> [THE REQUEST]: Each line containing the word "from" needs to be copied.

-- Start of RECORDS TO PROCESS --

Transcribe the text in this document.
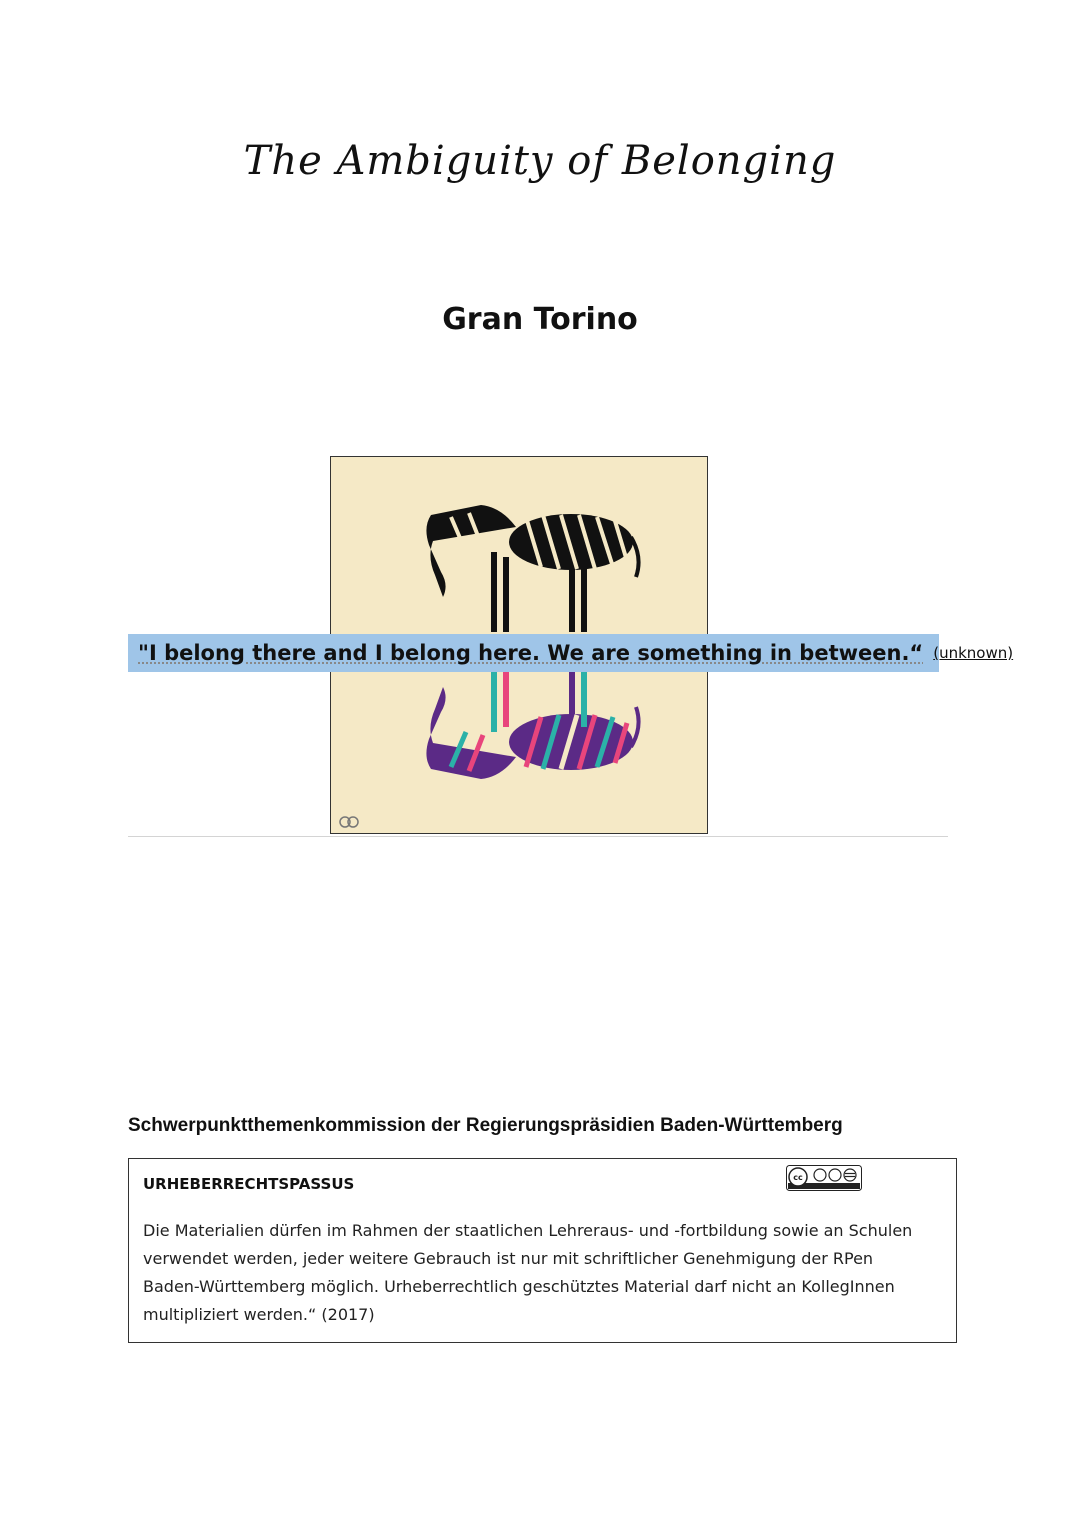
The Ambiguity of Belonging
Gran Torino
"I belong there and I belong here. We are something in between.“ (unknown)
Schwerpunktthemenkommission der Regierungspräsidien Baden-Württemberg
URHEBERRECHTSPASSUS	cc
Die Materialien dürfen im Rahmen der staatlichen Lehreraus- und -fortbildung sowie an Schulen
verwendet werden, jeder weitere Gebrauch ist nur mit schriftlicher Genehmigung der RPen
Baden-Württemberg möglich. Urheberrechtlich geschütztes Material darf nicht an KollegInnen
multipliziert werden.“ (2017)
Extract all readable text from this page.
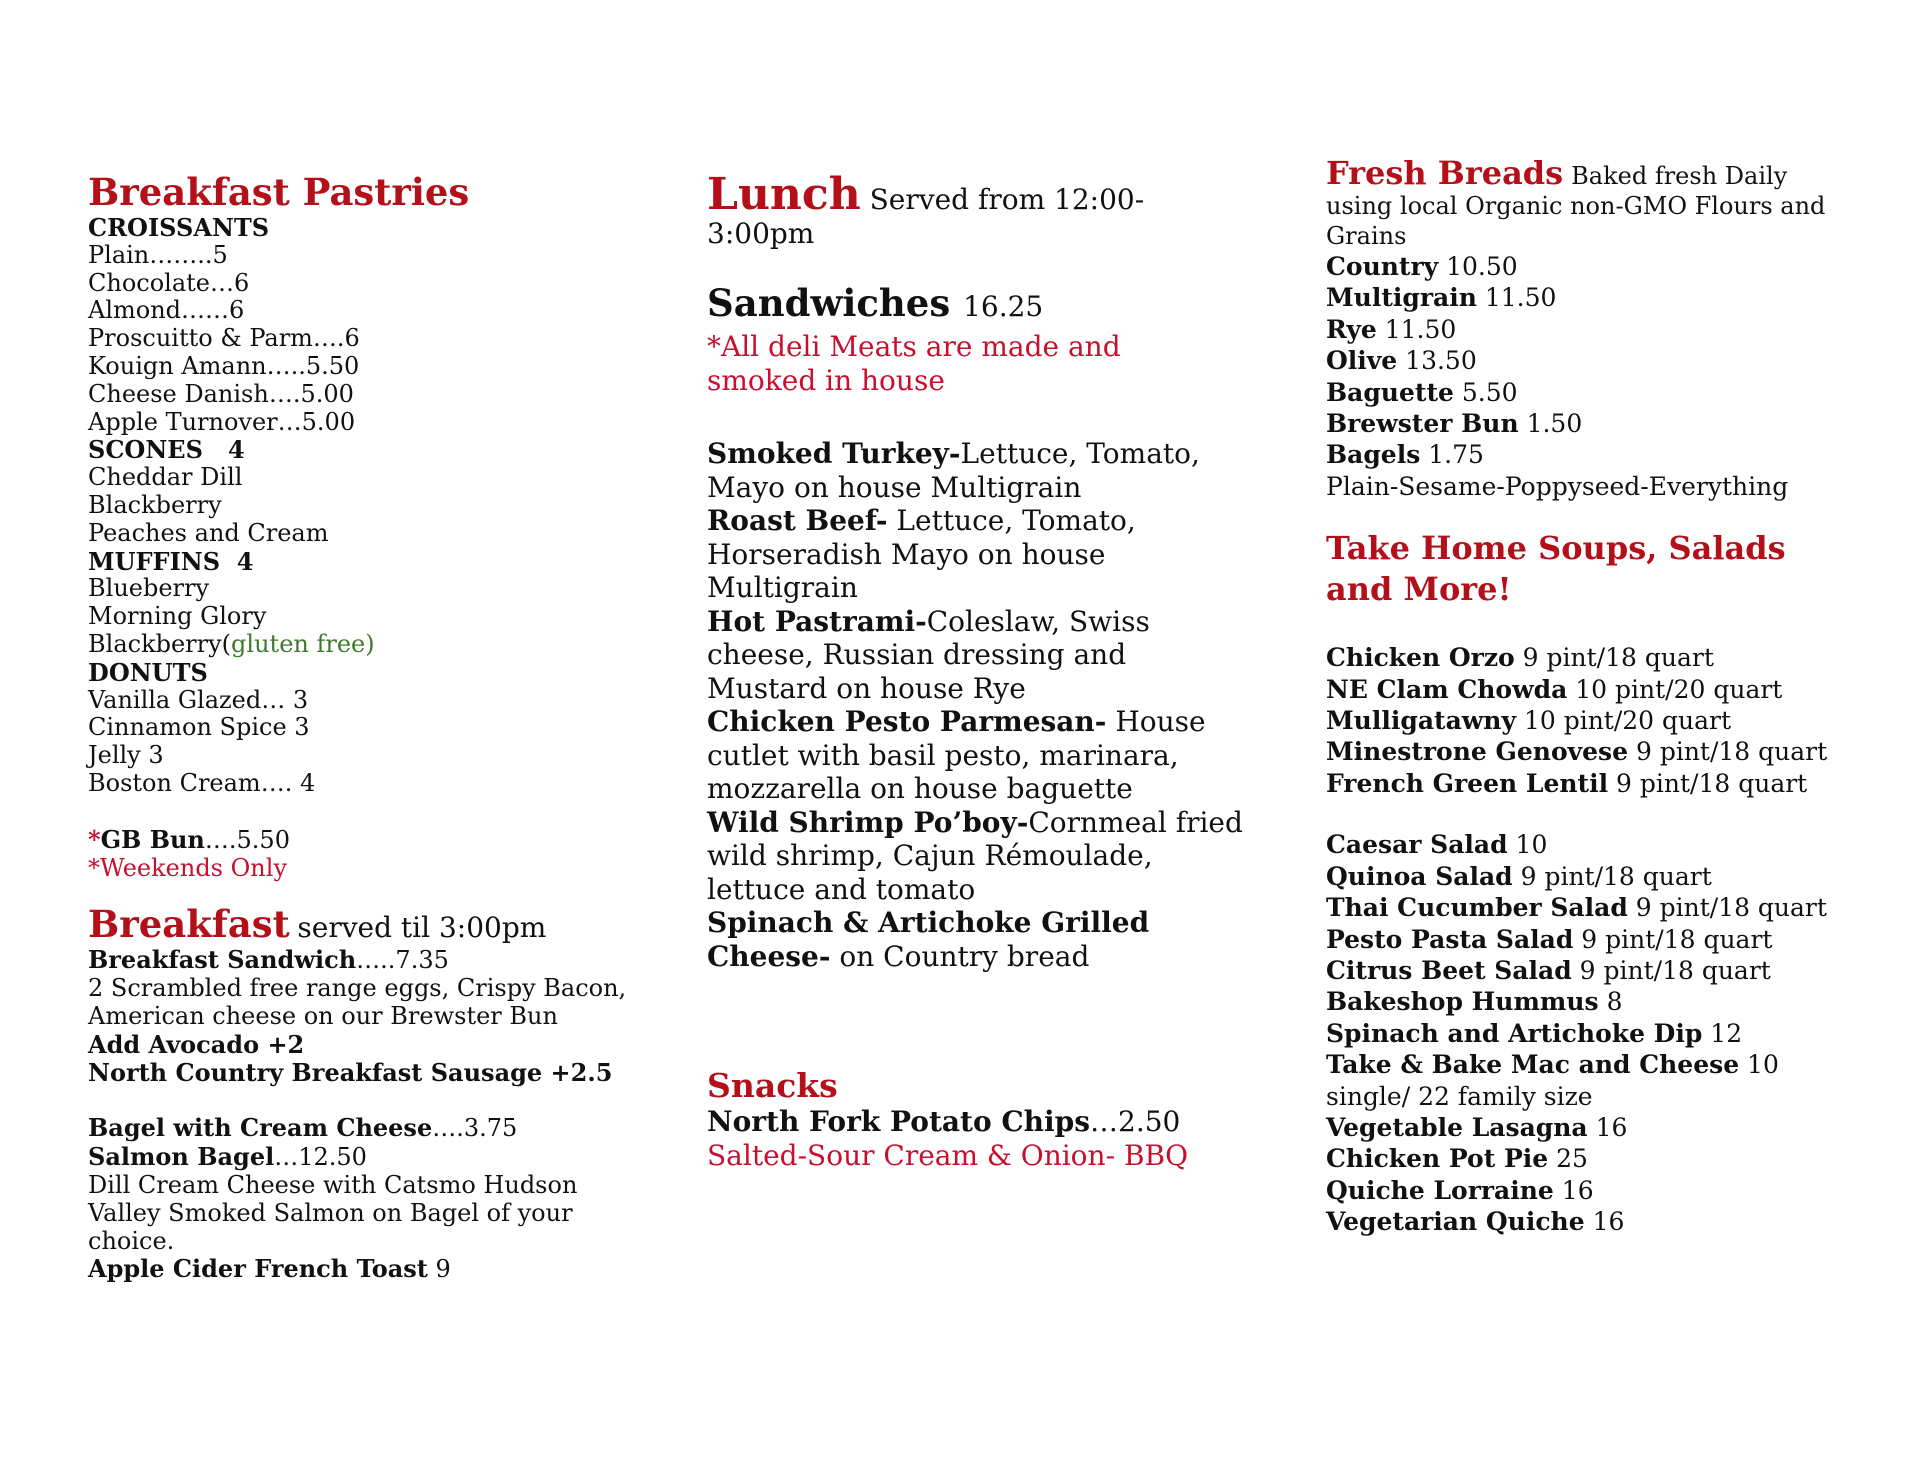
Breakfast Pastries
CROISSANTS
Plain……..5
Chocolate…6
Almond……6
Proscuitto & Parm….6
Kouign Amann…..5.50
Cheese Danish….5.00
Apple Turnover…5.00
SCONES   4
Cheddar Dill
Blackberry
Peaches and Cream
MUFFINS  4
Blueberry
Morning Glory
Blackberry(gluten free)
DONUTS
Vanilla Glazed… 3
Cinnamon Spice 3
Jelly 3
Boston Cream…. 4
*GB Bun….5.50
*Weekends Only
Breakfast served til 3:00pm
Breakfast Sandwich…..7.35
2 Scrambled free range eggs, Crispy Bacon, American cheese on our Brewster Bun
Add Avocado +2
North Country Breakfast Sausage +2.5
Bagel with Cream Cheese….3.75
Salmon Bagel…12.50
Dill Cream Cheese with Catsmo Hudson Valley Smoked Salmon on Bagel of your choice.
Apple Cider French Toast 9
Lunch Served from 12:00-3:00pm
Sandwiches 16.25
*All deli Meats are made and smoked in house
Smoked Turkey-Lettuce, Tomato, Mayo on house Multigrain
Roast Beef- Lettuce, Tomato, Horseradish Mayo on house Multigrain
Hot Pastrami-Coleslaw, Swiss cheese, Russian dressing and Mustard on house Rye
Chicken Pesto Parmesan- House cutlet with basil pesto, marinara, mozzarella on house baguette
Wild Shrimp Po’boy-Cornmeal fried wild shrimp, Cajun Rémoulade, lettuce and tomato
Spinach & Artichoke Grilled Cheese- on Country bread
Snacks
North Fork Potato Chips…2.50
Salted-Sour Cream & Onion- BBQ
Fresh Breads Baked fresh Daily using local Organic non-GMO Flours and Grains
Country 10.50
Multigrain 11.50
Rye 11.50
Olive 13.50
Baguette 5.50
Brewster Bun 1.50
Bagels 1.75
Plain-Sesame-Poppyseed-Everything
Take Home Soups, Salads and More!
Chicken Orzo 9 pint/18 quart
NE Clam Chowda 10 pint/20 quart
Mulligatawny 10 pint/20 quart
Minestrone Genovese 9 pint/18 quart
French Green Lentil 9 pint/18 quart
Caesar Salad 10
Quinoa Salad 9 pint/18 quart
Thai Cucumber Salad 9 pint/18 quart
Pesto Pasta Salad 9 pint/18 quart
Citrus Beet Salad 9 pint/18 quart
Bakeshop Hummus 8
Spinach and Artichoke Dip 12
Take & Bake Mac and Cheese 10
single/ 22 family size
Vegetable Lasagna 16
Chicken Pot Pie 25
Quiche Lorraine 16
Vegetarian Quiche 16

-- End of RECORDS TO PROCESS --

> [EXERCISE ANSWER]:
Extract all readable text from this page.
Lunch Served from 12:00-3:00pm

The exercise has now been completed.